Exercise requirements
Copy each line that contains the string "rest".

[start Task inputs]

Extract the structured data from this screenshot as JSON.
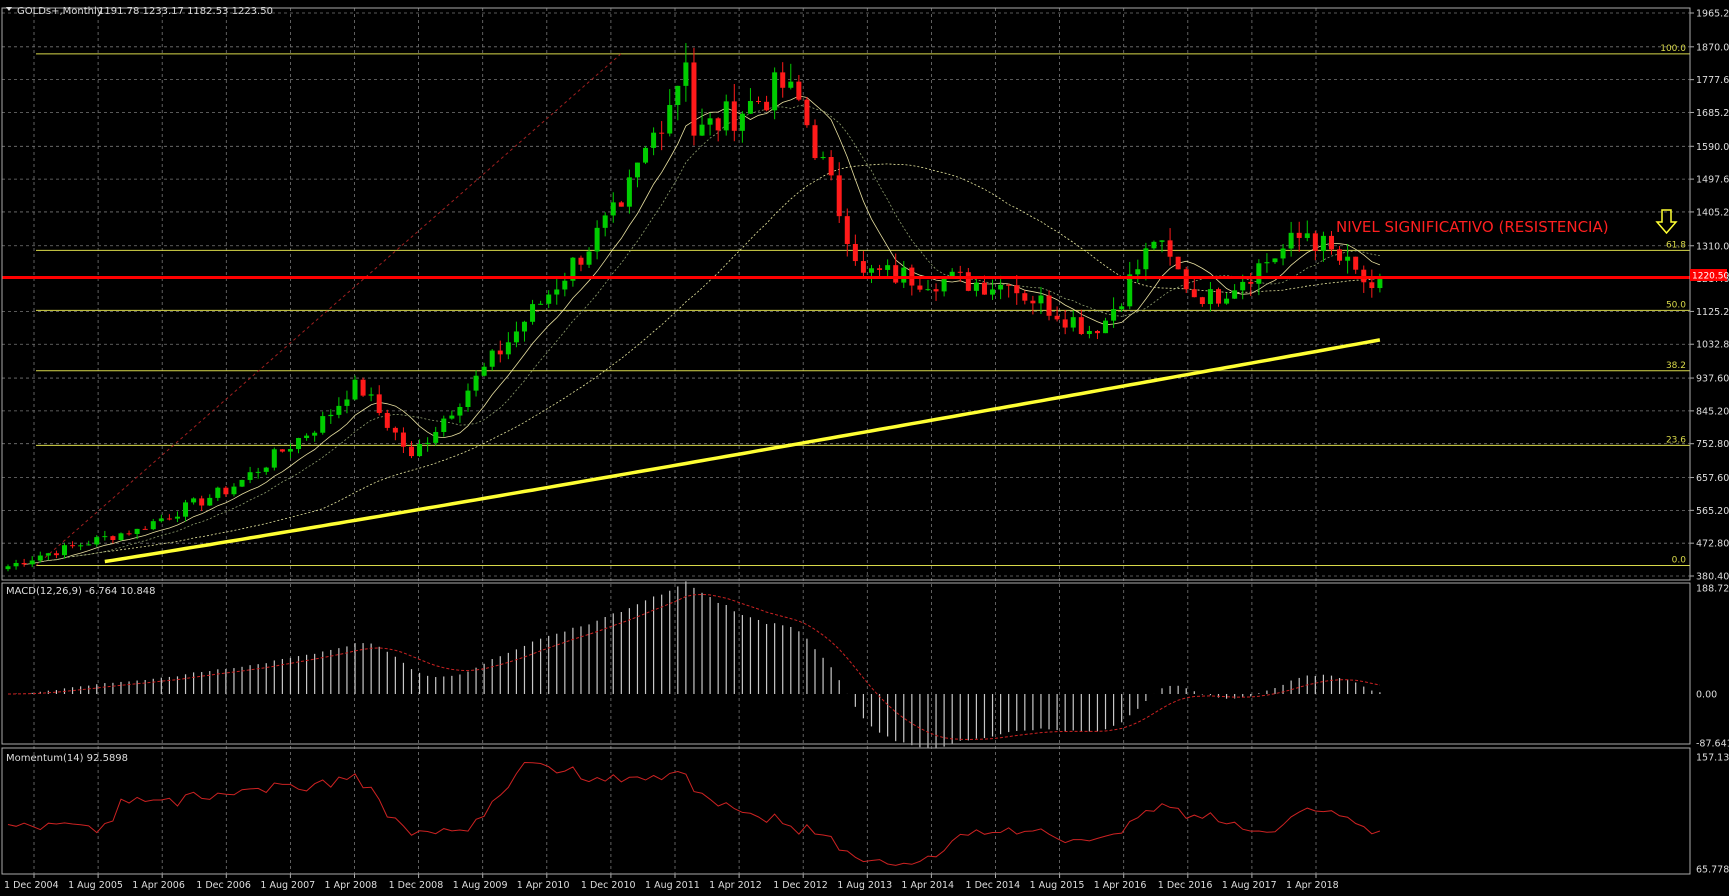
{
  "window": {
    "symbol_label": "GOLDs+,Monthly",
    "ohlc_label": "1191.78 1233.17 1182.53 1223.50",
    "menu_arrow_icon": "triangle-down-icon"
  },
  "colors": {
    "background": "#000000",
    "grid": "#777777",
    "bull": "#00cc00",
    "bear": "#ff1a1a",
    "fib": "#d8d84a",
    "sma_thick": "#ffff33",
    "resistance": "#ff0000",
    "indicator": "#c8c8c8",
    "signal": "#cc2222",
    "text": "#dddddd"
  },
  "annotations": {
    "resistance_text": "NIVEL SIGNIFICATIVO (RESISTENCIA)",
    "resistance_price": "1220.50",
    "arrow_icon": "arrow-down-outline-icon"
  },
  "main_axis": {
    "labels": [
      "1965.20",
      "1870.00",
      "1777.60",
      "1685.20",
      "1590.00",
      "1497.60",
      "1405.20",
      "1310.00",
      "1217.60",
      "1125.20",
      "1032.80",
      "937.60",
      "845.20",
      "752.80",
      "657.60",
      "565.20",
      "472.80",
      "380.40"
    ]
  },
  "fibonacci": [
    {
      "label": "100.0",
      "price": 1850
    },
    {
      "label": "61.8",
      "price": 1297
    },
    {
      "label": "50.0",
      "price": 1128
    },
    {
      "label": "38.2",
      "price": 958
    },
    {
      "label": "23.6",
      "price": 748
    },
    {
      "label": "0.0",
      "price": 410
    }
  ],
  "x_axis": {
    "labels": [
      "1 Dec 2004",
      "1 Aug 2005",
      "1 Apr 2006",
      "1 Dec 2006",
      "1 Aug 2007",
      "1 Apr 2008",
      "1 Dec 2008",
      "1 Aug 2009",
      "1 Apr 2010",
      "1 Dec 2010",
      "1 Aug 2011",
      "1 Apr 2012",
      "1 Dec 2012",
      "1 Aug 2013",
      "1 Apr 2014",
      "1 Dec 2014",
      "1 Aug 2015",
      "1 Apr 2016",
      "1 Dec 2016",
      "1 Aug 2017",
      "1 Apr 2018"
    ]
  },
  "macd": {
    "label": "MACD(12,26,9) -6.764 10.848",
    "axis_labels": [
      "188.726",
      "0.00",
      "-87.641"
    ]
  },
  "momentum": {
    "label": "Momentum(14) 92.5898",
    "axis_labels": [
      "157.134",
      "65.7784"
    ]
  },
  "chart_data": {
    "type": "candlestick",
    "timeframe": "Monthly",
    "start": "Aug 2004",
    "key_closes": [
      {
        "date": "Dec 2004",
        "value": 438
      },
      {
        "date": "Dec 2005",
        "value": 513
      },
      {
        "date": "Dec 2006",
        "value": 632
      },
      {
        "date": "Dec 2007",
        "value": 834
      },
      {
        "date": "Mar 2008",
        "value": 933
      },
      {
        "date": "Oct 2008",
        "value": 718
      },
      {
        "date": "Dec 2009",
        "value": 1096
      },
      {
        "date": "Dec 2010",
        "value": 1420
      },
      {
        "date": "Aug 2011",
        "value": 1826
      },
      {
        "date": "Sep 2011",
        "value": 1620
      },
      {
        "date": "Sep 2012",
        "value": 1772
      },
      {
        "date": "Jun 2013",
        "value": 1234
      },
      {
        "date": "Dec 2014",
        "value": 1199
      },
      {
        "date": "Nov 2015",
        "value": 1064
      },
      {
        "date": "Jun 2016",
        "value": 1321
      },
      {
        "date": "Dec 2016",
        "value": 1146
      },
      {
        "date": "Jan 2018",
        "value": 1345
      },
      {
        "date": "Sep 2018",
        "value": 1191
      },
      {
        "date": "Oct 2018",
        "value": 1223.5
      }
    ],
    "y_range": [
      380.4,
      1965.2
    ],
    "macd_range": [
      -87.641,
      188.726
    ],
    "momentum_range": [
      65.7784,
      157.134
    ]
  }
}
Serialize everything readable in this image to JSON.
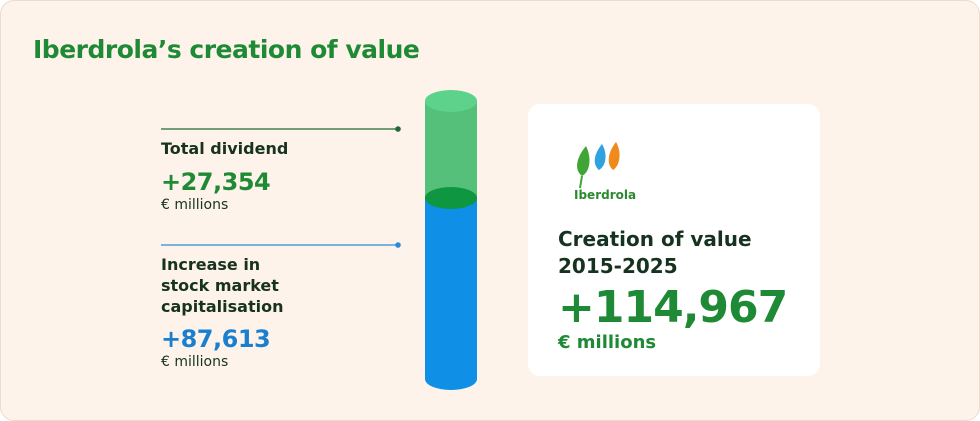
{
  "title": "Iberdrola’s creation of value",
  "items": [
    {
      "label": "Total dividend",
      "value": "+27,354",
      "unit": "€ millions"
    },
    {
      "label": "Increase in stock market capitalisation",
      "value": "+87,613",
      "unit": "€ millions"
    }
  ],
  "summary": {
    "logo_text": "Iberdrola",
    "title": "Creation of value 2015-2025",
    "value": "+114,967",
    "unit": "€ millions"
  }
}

[end Task inputs]
[start Task inputs]

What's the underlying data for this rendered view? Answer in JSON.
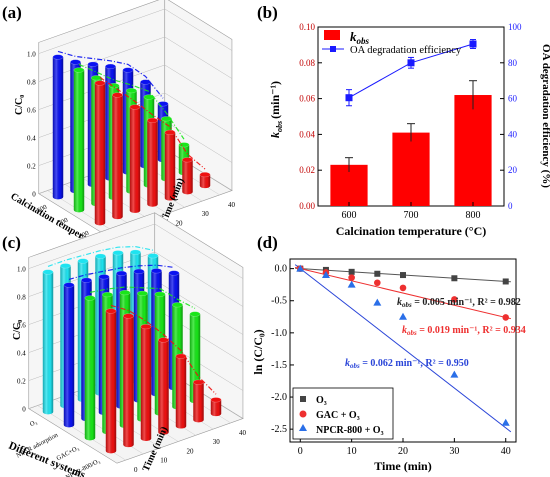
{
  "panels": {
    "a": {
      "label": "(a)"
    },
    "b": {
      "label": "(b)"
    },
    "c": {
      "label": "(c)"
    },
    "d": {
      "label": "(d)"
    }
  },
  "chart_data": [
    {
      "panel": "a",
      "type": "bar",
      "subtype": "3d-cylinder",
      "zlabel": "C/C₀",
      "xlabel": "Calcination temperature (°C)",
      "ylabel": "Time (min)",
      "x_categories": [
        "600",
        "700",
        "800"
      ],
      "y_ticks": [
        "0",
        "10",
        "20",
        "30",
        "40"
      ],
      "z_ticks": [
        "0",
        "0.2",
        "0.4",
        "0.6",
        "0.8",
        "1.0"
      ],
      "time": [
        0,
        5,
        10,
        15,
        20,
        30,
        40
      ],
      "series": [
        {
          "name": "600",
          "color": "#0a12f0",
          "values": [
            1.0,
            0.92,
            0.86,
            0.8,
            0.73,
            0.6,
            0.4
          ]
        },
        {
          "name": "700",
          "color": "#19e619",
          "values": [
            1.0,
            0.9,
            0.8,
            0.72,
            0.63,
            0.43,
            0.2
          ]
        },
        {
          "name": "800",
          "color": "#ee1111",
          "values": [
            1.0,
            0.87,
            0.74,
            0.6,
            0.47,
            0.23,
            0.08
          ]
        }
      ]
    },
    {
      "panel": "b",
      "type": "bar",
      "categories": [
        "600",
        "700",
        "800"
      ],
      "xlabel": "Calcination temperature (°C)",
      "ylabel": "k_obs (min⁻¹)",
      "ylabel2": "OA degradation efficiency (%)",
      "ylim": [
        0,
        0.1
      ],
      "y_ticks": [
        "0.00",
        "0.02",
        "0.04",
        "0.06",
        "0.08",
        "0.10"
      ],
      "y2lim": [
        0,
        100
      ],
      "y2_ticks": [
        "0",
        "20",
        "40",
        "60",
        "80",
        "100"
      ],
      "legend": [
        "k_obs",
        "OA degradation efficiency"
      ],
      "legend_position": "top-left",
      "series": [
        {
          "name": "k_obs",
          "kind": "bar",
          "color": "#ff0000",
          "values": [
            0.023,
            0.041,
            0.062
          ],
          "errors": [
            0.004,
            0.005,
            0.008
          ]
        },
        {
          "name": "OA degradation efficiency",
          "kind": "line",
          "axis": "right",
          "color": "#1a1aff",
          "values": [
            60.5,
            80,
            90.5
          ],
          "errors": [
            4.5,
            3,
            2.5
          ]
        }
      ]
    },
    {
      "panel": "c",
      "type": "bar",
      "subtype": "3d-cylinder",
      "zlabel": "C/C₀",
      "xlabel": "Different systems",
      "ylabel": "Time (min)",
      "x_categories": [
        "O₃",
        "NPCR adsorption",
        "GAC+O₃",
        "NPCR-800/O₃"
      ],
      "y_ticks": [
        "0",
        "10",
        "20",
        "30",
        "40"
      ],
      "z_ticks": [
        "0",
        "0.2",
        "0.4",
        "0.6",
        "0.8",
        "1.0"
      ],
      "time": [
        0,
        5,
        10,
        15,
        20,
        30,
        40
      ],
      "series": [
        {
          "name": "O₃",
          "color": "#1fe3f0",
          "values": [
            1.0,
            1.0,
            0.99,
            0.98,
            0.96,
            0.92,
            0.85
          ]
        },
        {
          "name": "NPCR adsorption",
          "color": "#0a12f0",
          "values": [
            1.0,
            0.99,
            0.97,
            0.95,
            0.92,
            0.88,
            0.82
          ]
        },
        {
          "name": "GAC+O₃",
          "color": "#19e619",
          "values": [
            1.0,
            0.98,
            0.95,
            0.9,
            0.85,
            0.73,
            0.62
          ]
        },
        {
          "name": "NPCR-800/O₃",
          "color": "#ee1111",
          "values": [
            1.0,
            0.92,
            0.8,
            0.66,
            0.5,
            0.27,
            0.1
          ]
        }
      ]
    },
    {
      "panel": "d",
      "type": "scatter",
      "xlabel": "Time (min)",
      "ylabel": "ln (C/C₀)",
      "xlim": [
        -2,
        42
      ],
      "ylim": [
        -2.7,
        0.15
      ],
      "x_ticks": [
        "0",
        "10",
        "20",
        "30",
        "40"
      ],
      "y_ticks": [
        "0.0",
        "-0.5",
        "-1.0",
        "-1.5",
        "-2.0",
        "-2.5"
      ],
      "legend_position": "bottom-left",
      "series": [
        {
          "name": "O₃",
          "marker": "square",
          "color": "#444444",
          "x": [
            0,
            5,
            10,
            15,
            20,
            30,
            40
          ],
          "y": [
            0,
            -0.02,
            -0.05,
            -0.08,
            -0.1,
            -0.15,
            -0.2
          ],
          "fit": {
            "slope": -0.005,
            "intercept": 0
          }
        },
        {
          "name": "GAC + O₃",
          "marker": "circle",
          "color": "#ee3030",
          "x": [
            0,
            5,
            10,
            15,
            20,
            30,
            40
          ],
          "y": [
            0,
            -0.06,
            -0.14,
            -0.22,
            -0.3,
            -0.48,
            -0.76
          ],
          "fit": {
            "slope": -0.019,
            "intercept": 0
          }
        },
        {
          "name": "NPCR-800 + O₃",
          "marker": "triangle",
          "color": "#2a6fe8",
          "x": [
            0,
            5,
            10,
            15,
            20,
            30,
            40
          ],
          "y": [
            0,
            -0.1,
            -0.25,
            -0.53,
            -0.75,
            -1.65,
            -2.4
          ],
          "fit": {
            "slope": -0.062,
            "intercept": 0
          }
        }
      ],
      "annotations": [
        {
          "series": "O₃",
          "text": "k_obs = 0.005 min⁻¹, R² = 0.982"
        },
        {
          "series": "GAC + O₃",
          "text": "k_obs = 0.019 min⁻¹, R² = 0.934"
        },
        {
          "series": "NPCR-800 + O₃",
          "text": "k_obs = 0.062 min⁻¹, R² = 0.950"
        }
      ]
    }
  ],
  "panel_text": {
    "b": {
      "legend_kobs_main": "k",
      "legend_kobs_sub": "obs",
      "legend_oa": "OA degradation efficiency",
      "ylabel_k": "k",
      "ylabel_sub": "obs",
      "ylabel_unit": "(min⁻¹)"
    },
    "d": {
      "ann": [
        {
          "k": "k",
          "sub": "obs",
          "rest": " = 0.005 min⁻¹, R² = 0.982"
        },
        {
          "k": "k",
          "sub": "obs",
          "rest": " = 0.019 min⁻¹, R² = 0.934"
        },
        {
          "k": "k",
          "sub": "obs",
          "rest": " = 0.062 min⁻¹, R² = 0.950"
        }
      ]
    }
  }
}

[end Task inputs]

Task answer
          "rest": " = 0.005 min⁻¹, R² = 0.982"
          "rest": " = 0.019 min⁻¹, R² = 0.934"
          "rest": " = 0.062 min⁻¹, R² = 0.950"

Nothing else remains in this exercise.